◆ YOUR OBJECTIVE: Find every line with the word "this". Copy those lines.

◆ EXERCISE DATA:
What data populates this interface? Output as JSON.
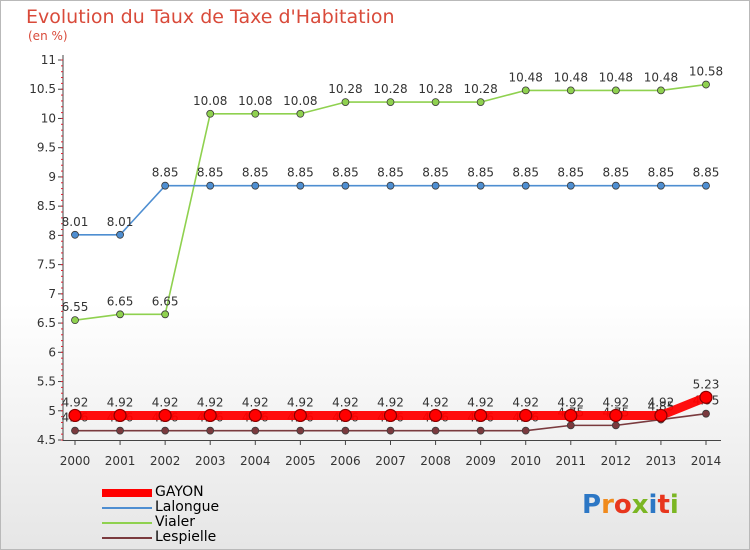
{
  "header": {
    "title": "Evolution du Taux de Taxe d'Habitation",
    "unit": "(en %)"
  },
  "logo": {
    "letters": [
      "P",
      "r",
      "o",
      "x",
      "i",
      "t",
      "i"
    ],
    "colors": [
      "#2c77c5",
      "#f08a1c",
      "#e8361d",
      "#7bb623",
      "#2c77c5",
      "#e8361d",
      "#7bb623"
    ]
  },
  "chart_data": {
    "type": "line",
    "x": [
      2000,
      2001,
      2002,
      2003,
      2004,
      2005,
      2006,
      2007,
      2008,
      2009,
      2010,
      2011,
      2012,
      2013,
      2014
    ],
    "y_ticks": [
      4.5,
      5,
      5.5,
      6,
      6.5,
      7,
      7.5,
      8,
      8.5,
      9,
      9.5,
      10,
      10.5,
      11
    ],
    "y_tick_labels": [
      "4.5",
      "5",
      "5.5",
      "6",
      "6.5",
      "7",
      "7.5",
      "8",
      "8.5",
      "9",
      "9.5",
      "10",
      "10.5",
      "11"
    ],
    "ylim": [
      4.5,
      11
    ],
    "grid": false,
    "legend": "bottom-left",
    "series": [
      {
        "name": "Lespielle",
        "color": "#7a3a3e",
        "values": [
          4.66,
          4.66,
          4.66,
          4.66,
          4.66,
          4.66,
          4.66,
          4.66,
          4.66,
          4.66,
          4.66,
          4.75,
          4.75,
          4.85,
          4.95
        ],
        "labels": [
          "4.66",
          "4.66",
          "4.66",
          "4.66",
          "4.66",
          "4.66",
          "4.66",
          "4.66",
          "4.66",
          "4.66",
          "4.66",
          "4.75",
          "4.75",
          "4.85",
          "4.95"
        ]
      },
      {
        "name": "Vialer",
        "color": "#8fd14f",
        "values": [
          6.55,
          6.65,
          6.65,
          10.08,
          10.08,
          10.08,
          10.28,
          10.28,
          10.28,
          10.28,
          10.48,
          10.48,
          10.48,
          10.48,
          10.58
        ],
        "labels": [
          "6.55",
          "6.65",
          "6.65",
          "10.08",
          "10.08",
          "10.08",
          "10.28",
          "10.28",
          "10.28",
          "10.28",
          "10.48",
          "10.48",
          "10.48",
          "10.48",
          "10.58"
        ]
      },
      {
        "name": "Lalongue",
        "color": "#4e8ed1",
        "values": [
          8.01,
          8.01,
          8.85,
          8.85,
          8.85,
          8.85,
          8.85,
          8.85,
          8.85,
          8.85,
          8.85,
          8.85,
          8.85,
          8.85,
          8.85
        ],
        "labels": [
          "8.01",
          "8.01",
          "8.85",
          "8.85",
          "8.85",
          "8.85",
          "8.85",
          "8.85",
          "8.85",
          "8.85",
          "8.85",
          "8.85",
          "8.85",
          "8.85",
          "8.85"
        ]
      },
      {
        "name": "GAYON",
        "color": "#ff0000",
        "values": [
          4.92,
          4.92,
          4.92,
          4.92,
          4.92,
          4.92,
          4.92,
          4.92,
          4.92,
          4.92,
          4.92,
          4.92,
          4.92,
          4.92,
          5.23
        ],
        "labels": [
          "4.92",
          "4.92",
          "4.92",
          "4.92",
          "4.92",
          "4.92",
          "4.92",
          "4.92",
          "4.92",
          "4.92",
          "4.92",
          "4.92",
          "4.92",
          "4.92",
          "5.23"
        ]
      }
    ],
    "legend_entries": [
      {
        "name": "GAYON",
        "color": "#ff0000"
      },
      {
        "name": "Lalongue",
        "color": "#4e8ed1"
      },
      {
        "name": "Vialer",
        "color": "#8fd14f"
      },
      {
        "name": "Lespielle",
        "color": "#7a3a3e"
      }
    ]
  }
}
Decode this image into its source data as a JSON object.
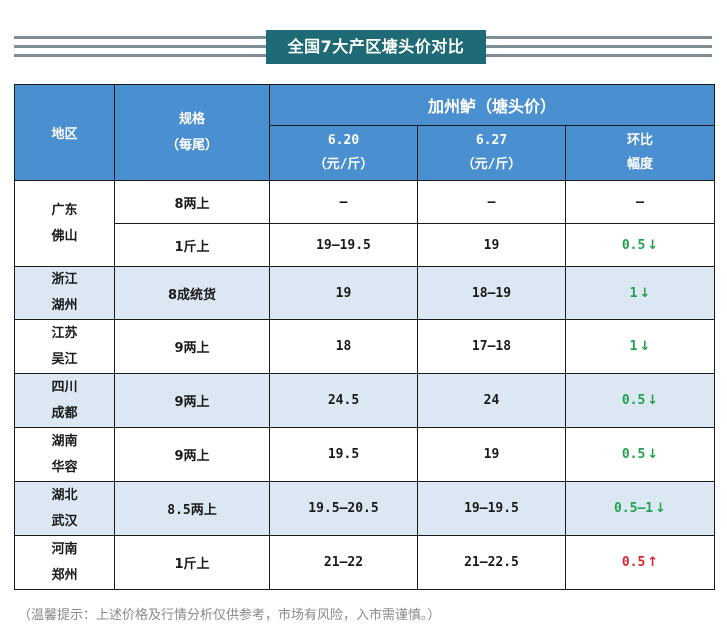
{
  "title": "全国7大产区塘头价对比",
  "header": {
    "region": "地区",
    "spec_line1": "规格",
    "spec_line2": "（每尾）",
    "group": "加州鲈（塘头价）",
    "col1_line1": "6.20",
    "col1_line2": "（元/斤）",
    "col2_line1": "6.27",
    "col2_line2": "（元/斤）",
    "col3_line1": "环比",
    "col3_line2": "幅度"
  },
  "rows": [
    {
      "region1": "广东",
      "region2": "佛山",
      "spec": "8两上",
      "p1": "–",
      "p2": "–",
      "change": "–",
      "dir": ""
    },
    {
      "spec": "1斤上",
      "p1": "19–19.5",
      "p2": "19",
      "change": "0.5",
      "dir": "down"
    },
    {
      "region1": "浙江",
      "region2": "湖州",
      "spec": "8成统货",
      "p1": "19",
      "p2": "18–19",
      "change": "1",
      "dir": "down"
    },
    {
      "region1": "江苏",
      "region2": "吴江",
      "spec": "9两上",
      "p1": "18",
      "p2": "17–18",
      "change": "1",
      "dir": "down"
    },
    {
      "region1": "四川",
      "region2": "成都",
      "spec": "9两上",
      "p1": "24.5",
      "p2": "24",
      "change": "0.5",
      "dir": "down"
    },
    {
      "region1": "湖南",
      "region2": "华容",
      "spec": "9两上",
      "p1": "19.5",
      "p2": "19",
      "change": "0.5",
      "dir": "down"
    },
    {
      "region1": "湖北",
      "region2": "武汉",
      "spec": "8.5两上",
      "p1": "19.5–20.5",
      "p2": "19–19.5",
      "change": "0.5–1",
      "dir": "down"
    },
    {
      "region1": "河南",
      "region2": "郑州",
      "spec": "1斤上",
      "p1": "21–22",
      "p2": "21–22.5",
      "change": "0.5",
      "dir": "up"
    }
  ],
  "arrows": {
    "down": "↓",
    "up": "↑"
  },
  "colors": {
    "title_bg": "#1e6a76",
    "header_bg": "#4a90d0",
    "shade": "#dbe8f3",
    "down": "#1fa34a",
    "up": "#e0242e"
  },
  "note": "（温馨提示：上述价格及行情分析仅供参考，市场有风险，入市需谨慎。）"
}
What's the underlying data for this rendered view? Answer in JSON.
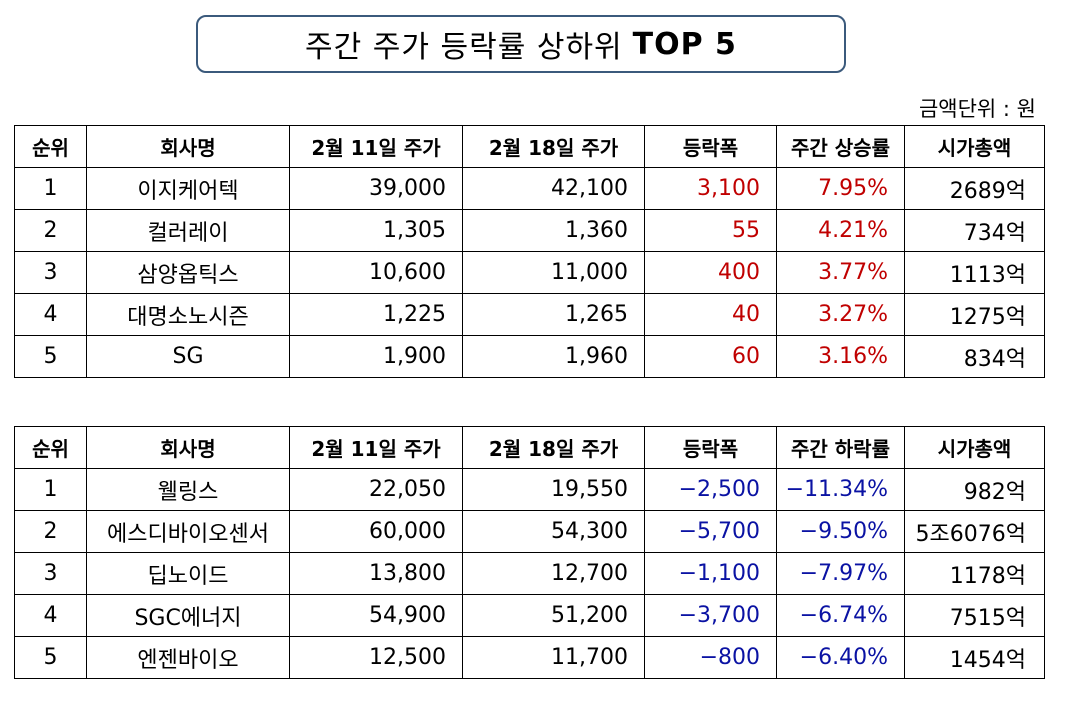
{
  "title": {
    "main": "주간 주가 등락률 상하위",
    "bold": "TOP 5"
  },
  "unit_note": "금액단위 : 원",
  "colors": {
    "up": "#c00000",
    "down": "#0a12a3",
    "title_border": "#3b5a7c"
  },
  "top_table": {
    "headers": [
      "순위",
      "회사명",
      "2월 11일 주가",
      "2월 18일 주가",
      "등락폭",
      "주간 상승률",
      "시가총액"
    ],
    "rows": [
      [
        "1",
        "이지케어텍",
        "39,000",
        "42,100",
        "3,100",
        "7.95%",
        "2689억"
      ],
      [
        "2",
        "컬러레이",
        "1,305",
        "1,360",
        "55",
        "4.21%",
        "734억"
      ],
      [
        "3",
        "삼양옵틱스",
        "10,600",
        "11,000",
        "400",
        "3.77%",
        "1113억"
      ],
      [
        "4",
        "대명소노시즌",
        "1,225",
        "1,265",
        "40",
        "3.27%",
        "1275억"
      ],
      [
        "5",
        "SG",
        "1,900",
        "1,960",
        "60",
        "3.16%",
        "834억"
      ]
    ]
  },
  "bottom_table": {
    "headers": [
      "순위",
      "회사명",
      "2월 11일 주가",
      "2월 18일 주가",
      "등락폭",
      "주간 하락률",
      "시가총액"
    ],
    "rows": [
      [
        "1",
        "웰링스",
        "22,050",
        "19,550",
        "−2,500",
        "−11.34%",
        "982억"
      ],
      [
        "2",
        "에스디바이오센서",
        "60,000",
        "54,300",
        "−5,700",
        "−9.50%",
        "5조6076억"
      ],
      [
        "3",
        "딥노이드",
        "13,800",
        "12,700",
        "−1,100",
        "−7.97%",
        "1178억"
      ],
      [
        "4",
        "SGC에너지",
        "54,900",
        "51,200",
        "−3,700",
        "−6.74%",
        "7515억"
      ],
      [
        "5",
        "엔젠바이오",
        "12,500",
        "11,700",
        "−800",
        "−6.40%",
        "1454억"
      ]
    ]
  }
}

◆ THE SOLUTION:
What data populates this interface? Output as JSON.
Decode this image into its source data as a JSON object.
What's the underlying data for this rendered view? Answer in JSON.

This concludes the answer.